_What you need to do:_ Repeat the records below exactly, leaving out every picture.

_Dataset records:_
━━━━━━━━━━━━━━━━━━━━━━━━━━━━━━

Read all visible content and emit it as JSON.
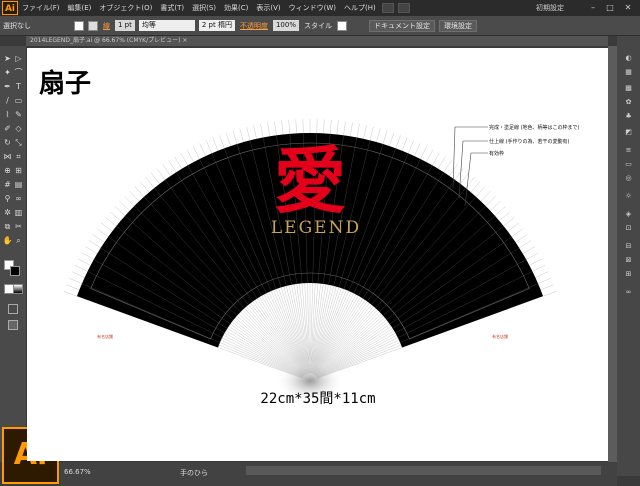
{
  "app": {
    "logo": "Ai",
    "workspace": "初期設定"
  },
  "menu": [
    "ファイル(F)",
    "編集(E)",
    "オブジェクト(O)",
    "書式(T)",
    "選択(S)",
    "効果(C)",
    "表示(V)",
    "ウィンドウ(W)",
    "ヘルプ(H)"
  ],
  "control": {
    "selection": "選択なし",
    "stroke_label": "線",
    "stroke_weight": "1 pt",
    "profile_label": "均等",
    "brush_label": "2 pt 楕円",
    "opacity_label": "不透明度",
    "opacity_value": "100%",
    "style_label": "スタイル",
    "doc_settings": "ドキュメント設定",
    "prefs": "環境設定"
  },
  "document_tab": "2014LEGEND_扇子.ai @ 66.67% (CMYK/プレビュー) ×",
  "artwork": {
    "title": "扇子",
    "kanji": "愛",
    "brand": "LEGEND",
    "small_left": "有名店舗",
    "small_right": "有名店舗",
    "legend_lines": [
      "完成・塗足線 (地色、柄等はこの枠まで)",
      "仕上線 (手作りの為、若干の変動有)",
      "有効枠"
    ],
    "spec": "22cm*35間*11cm"
  },
  "status": {
    "zoom": "66.67%",
    "tool": "手のひら"
  },
  "colors": {
    "fan": "#000000",
    "kanji": "#e4001b",
    "brand": "#c9a45a",
    "accent": "#ff9a00"
  },
  "toolbox": [
    "selection-icon",
    "direct-select-icon",
    "magic-wand-icon",
    "lasso-icon",
    "pen-icon",
    "type-icon",
    "line-icon",
    "rectangle-icon",
    "paintbrush-icon",
    "pencil-icon",
    "blob-brush-icon",
    "eraser-icon",
    "rotate-icon",
    "scale-icon",
    "width-icon",
    "free-transform-icon",
    "shape-builder-icon",
    "perspective-icon",
    "mesh-icon",
    "gradient-icon",
    "eyedropper-icon",
    "blend-icon",
    "symbol-sprayer-icon",
    "graph-icon",
    "artboard-icon",
    "slice-icon",
    "hand-icon",
    "zoom-icon"
  ],
  "panels": [
    "color-panel-icon",
    "color-guide-icon",
    "swatches-icon",
    "brushes-icon",
    "symbols-icon",
    "graphic-styles-icon",
    "stroke-icon",
    "gradient-panel-icon",
    "transparency-icon",
    "appearance-icon",
    "layers-icon",
    "artboards-icon",
    "align-icon",
    "transform-icon",
    "pathfinder-icon",
    "links-icon"
  ]
}
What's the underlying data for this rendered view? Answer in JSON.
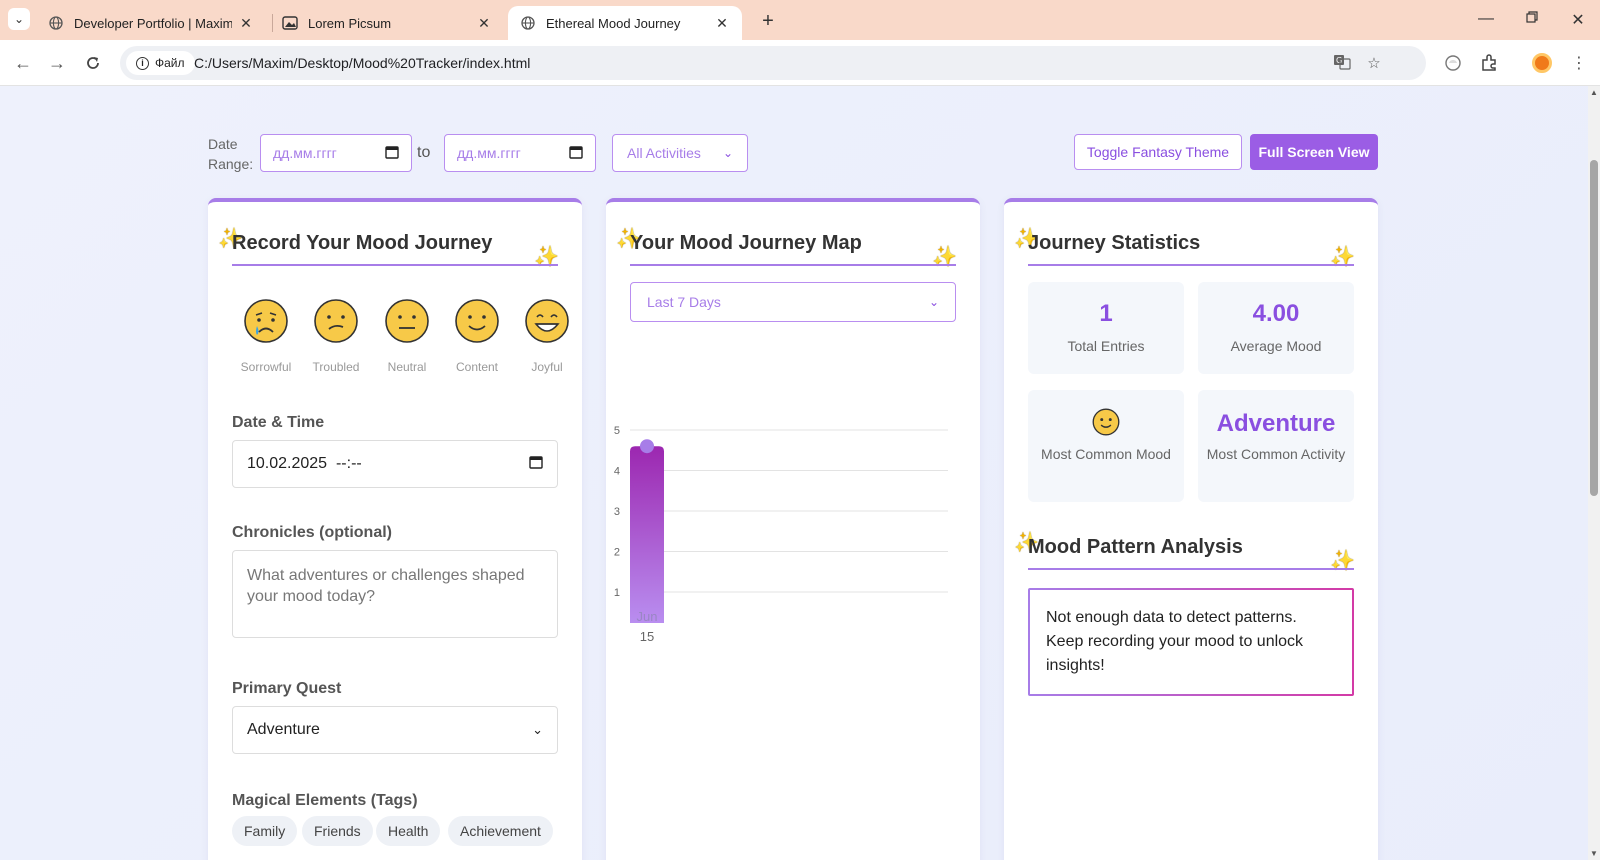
{
  "browser": {
    "tabs": [
      {
        "title": "Developer Portfolio | Maxim Mi",
        "icon": "globe-icon",
        "active": false
      },
      {
        "title": "Lorem Picsum",
        "icon": "image-icon",
        "active": false
      },
      {
        "title": "Ethereal Mood Journey",
        "icon": "globe-icon",
        "active": true
      }
    ],
    "site_chip": "Файл",
    "url": "C:/Users/Maxim/Desktop/Mood%20Tracker/index.html"
  },
  "filters": {
    "date_range_label": "Date Range:",
    "date_from_placeholder": "дд.мм.гггг",
    "to_label": "to",
    "date_to_placeholder": "дд.мм.гггг",
    "activity_select": "All Activities",
    "toggle_theme": "Toggle Fantasy Theme",
    "full_screen": "Full Screen View"
  },
  "record": {
    "title": "Record Your Mood Journey",
    "moods": [
      {
        "label": "Sorrowful",
        "icon": "sorrowful-face-icon"
      },
      {
        "label": "Troubled",
        "icon": "troubled-face-icon"
      },
      {
        "label": "Neutral",
        "icon": "neutral-face-icon"
      },
      {
        "label": "Content",
        "icon": "content-face-icon"
      },
      {
        "label": "Joyful",
        "icon": "joyful-face-icon"
      }
    ],
    "datetime_label": "Date & Time",
    "datetime_value": "10.02.2025  --:--",
    "chronicles_label": "Chronicles (optional)",
    "chronicles_placeholder": "What adventures or challenges shaped your mood today?",
    "quest_label": "Primary Quest",
    "quest_value": "Adventure",
    "tags_label": "Magical Elements (Tags)",
    "tags": [
      "Family",
      "Friends",
      "Health",
      "Achievement"
    ]
  },
  "map": {
    "title": "Your Mood Journey Map",
    "period": "Last 7 Days"
  },
  "chart_data": {
    "type": "bar",
    "categories": [
      "Jun 15"
    ],
    "category_lines": [
      [
        "Jun",
        "15"
      ]
    ],
    "values": [
      4.6
    ],
    "ylim": [
      0,
      5
    ],
    "yticks": [
      1,
      2,
      3,
      4,
      5
    ],
    "grid": true,
    "bar_color_top": "#9c27b0",
    "bar_color_bottom": "#b98ef0",
    "point_color": "#a77de8"
  },
  "stats": {
    "title": "Journey Statistics",
    "total_entries_value": "1",
    "total_entries_label": "Total Entries",
    "average_mood_value": "4.00",
    "average_mood_label": "Average Mood",
    "common_mood_icon": "content-face-icon",
    "common_mood_label": "Most Common Mood",
    "common_activity_value": "Adventure",
    "common_activity_label": "Most Common Activity",
    "pattern_title": "Mood Pattern Analysis",
    "pattern_text": "Not enough data to detect patterns. Keep recording your mood to unlock insights!"
  },
  "colors": {
    "accent": "#9b5de5",
    "accent_light": "#a77de8",
    "emoji_yellow": "#f7c948"
  }
}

━━━━━━━━━━━━━━━━━━━━━━━━━━━━━━

_Exercise output:_
Read all visible content and emit it as JSON.
{
  "app": {
    "logo": "Ai",
    "workspace": "初期設定"
  },
  "menu": [
    "ファイル(F)",
    "編集(E)",
    "オブジェクト(O)",
    "書式(T)",
    "選択(S)",
    "効果(C)",
    "表示(V)",
    "ウィンドウ(W)",
    "ヘルプ(H)"
  ],
  "control": {
    "selection": "選択なし",
    "stroke_label": "線",
    "stroke_weight": "1 pt",
    "profile_label": "均等",
    "brush_label": "2 pt 楕円",
    "opacity_label": "不透明度",
    "opacity_value": "100%",
    "style_label": "スタイル",
    "doc_settings": "ドキュメント設定",
    "prefs": "環境設定"
  },
  "document_tab": "2014LEGEND_扇子.ai @ 66.67% (CMYK/プレビュー) ×",
  "artwork": {
    "title": "扇子",
    "kanji": "愛",
    "brand": "LEGEND",
    "small_left": "有名店舗",
    "small_right": "有名店舗",
    "legend_lines": [
      "完成・塗足線 (地色、柄等はこの枠まで)",
      "仕上線 (手作りの為、若干の変動有)",
      "有効枠"
    ],
    "spec": "22cm*35間*11cm"
  },
  "status": {
    "zoom": "66.67%",
    "tool": "手のひら"
  },
  "colors": {
    "fan": "#000000",
    "kanji": "#e4001b",
    "brand": "#c9a45a",
    "accent": "#ff9a00"
  },
  "toolbox": [
    "selection-icon",
    "direct-select-icon",
    "magic-wand-icon",
    "lasso-icon",
    "pen-icon",
    "type-icon",
    "line-icon",
    "rectangle-icon",
    "paintbrush-icon",
    "pencil-icon",
    "blob-brush-icon",
    "eraser-icon",
    "rotate-icon",
    "scale-icon",
    "width-icon",
    "free-transform-icon",
    "shape-builder-icon",
    "perspective-icon",
    "mesh-icon",
    "gradient-icon",
    "eyedropper-icon",
    "blend-icon",
    "symbol-sprayer-icon",
    "graph-icon",
    "artboard-icon",
    "slice-icon",
    "hand-icon",
    "zoom-icon"
  ],
  "panels": [
    "color-panel-icon",
    "color-guide-icon",
    "swatches-icon",
    "brushes-icon",
    "symbols-icon",
    "graphic-styles-icon",
    "stroke-icon",
    "gradient-panel-icon",
    "transparency-icon",
    "appearance-icon",
    "layers-icon",
    "artboards-icon",
    "align-icon",
    "transform-icon",
    "pathfinder-icon",
    "links-icon"
  ]
}
What's the underlying data for this rendered view? Answer in JSON.
{
  "browser": {
    "tabs": [
      {
        "title": "Developer Portfolio | Maxim Mi",
        "icon": "globe-icon",
        "active": false
      },
      {
        "title": "Lorem Picsum",
        "icon": "image-icon",
        "active": false
      },
      {
        "title": "Ethereal Mood Journey",
        "icon": "globe-icon",
        "active": true
      }
    ],
    "site_chip": "Файл",
    "url": "C:/Users/Maxim/Desktop/Mood%20Tracker/index.html"
  },
  "filters": {
    "date_range_label": "Date Range:",
    "date_from_placeholder": "дд.мм.гггг",
    "to_label": "to",
    "date_to_placeholder": "дд.мм.гггг",
    "activity_select": "All Activities",
    "toggle_theme": "Toggle Fantasy Theme",
    "full_screen": "Full Screen View"
  },
  "record": {
    "title": "Record Your Mood Journey",
    "moods": [
      {
        "label": "Sorrowful",
        "icon": "sorrowful-face-icon"
      },
      {
        "label": "Troubled",
        "icon": "troubled-face-icon"
      },
      {
        "label": "Neutral",
        "icon": "neutral-face-icon"
      },
      {
        "label": "Content",
        "icon": "content-face-icon"
      },
      {
        "label": "Joyful",
        "icon": "joyful-face-icon"
      }
    ],
    "datetime_label": "Date & Time",
    "datetime_value": "10.02.2025  --:--",
    "chronicles_label": "Chronicles (optional)",
    "chronicles_placeholder": "What adventures or challenges shaped your mood today?",
    "quest_label": "Primary Quest",
    "quest_value": "Adventure",
    "tags_label": "Magical Elements (Tags)",
    "tags": [
      "Family",
      "Friends",
      "Health",
      "Achievement"
    ]
  },
  "map": {
    "title": "Your Mood Journey Map",
    "period": "Last 7 Days"
  },
  "chart_data": {
    "type": "bar",
    "categories": [
      "Jun 15"
    ],
    "category_lines": [
      [
        "Jun",
        "15"
      ]
    ],
    "values": [
      4.6
    ],
    "ylim": [
      0,
      5
    ],
    "yticks": [
      1,
      2,
      3,
      4,
      5
    ],
    "grid": true,
    "bar_color_top": "#9c27b0",
    "bar_color_bottom": "#b98ef0",
    "point_color": "#a77de8"
  },
  "stats": {
    "title": "Journey Statistics",
    "total_entries_value": "1",
    "total_entries_label": "Total Entries",
    "average_mood_value": "4.00",
    "average_mood_label": "Average Mood",
    "common_mood_icon": "content-face-icon",
    "common_mood_label": "Most Common Mood",
    "common_activity_value": "Adventure",
    "common_activity_label": "Most Common Activity",
    "pattern_title": "Mood Pattern Analysis",
    "pattern_text": "Not enough data to detect patterns. Keep recording your mood to unlock insights!"
  },
  "colors": {
    "accent": "#9b5de5",
    "accent_light": "#a77de8",
    "emoji_yellow": "#f7c948"
  }
}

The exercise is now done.